Check each line of the material below for "excited", then copy the ones that contain it.

Dataset items
━━━━━━━━━━━━━━━━━━━━━━━━━━━━━━

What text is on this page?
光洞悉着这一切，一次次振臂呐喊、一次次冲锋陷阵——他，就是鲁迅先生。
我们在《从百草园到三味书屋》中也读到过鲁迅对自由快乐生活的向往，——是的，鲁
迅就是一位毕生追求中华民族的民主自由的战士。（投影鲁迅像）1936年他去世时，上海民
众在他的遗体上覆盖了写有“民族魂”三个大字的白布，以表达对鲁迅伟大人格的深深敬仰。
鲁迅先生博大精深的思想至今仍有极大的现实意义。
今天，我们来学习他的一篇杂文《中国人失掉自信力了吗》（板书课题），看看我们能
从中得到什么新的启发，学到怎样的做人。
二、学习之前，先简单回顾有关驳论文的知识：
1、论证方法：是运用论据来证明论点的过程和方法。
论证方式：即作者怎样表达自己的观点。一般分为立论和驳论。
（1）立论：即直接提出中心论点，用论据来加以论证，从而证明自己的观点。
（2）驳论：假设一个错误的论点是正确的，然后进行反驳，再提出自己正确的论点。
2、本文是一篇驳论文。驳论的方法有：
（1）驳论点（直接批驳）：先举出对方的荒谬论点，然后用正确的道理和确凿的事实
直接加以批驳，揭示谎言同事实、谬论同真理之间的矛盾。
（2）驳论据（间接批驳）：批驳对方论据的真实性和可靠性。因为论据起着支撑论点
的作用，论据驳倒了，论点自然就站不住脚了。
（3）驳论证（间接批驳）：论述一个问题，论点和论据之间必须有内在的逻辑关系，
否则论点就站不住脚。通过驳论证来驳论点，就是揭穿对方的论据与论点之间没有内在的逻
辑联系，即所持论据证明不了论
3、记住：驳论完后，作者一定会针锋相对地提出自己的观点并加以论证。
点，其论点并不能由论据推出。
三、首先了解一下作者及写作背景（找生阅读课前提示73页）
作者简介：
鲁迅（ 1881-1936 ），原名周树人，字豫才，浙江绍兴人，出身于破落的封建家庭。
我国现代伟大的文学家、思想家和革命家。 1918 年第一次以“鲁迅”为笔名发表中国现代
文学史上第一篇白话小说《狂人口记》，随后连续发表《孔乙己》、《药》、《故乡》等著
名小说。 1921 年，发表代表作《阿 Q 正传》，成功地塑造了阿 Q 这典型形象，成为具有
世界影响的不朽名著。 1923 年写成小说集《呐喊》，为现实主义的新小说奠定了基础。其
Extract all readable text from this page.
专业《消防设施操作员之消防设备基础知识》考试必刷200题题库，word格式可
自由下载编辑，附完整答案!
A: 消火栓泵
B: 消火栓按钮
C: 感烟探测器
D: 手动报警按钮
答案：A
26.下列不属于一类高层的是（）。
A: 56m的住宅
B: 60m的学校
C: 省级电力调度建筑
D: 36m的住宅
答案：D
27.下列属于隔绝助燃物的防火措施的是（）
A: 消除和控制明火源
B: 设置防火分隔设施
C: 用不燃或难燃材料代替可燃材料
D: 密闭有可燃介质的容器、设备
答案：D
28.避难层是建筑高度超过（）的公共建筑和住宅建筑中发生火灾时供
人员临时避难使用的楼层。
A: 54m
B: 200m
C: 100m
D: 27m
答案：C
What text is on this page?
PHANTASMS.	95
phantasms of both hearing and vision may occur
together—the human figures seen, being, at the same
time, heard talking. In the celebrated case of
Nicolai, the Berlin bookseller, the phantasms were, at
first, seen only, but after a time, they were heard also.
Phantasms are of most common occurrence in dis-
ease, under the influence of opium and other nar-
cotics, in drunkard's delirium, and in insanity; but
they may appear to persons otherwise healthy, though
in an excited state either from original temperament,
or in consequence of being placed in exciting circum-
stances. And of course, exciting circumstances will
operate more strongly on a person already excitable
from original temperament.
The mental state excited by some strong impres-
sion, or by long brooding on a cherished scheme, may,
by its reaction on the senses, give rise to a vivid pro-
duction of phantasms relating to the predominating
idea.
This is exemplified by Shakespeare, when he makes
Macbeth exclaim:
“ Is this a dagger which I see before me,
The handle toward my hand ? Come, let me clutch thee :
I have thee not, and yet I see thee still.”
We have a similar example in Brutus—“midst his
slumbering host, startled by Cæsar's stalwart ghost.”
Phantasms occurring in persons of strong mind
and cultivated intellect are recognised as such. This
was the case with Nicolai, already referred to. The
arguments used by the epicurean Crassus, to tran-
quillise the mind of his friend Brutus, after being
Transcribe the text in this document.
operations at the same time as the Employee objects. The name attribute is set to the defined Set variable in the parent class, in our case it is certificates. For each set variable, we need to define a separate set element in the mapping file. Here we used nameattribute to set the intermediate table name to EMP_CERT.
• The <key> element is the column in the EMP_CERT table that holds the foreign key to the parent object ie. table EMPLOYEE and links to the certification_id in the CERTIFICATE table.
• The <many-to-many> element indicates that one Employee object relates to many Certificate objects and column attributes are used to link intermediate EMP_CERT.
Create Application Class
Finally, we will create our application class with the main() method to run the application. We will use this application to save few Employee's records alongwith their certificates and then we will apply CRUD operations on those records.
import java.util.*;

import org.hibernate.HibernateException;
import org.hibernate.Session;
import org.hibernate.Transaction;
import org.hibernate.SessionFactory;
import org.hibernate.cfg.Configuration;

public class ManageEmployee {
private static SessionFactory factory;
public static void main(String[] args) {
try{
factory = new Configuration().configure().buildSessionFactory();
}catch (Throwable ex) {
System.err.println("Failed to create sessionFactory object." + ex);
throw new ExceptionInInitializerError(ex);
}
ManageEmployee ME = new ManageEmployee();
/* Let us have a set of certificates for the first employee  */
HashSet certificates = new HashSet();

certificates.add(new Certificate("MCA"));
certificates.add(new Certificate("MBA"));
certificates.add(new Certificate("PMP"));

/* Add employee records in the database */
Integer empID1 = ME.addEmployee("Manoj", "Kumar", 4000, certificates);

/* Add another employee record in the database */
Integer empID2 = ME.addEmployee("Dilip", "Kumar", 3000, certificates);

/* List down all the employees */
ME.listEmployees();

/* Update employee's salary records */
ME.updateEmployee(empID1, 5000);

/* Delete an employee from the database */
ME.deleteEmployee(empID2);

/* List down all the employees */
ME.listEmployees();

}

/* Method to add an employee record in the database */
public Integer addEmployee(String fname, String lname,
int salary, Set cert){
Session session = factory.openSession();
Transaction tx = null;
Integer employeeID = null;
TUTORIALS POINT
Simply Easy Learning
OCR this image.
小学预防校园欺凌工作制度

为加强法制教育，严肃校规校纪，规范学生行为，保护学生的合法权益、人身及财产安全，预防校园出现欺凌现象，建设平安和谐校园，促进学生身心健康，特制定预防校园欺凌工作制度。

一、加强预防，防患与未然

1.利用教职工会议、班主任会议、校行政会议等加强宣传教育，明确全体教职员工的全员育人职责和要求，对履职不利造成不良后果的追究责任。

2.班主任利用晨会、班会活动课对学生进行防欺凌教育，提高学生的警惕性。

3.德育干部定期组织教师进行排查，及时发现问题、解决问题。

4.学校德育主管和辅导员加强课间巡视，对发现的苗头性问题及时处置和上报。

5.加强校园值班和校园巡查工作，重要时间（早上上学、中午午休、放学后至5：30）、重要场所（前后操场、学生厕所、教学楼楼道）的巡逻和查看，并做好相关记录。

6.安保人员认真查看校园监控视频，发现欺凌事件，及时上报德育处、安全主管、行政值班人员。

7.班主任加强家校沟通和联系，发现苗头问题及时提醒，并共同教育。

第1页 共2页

━━━━━━━━━━━━━━━━━━━━━━━━━━━━━━

• SOLUTION TO THIS PROBLEM:
in an excited state either from original temperament,
The mental state excited by some strong impres-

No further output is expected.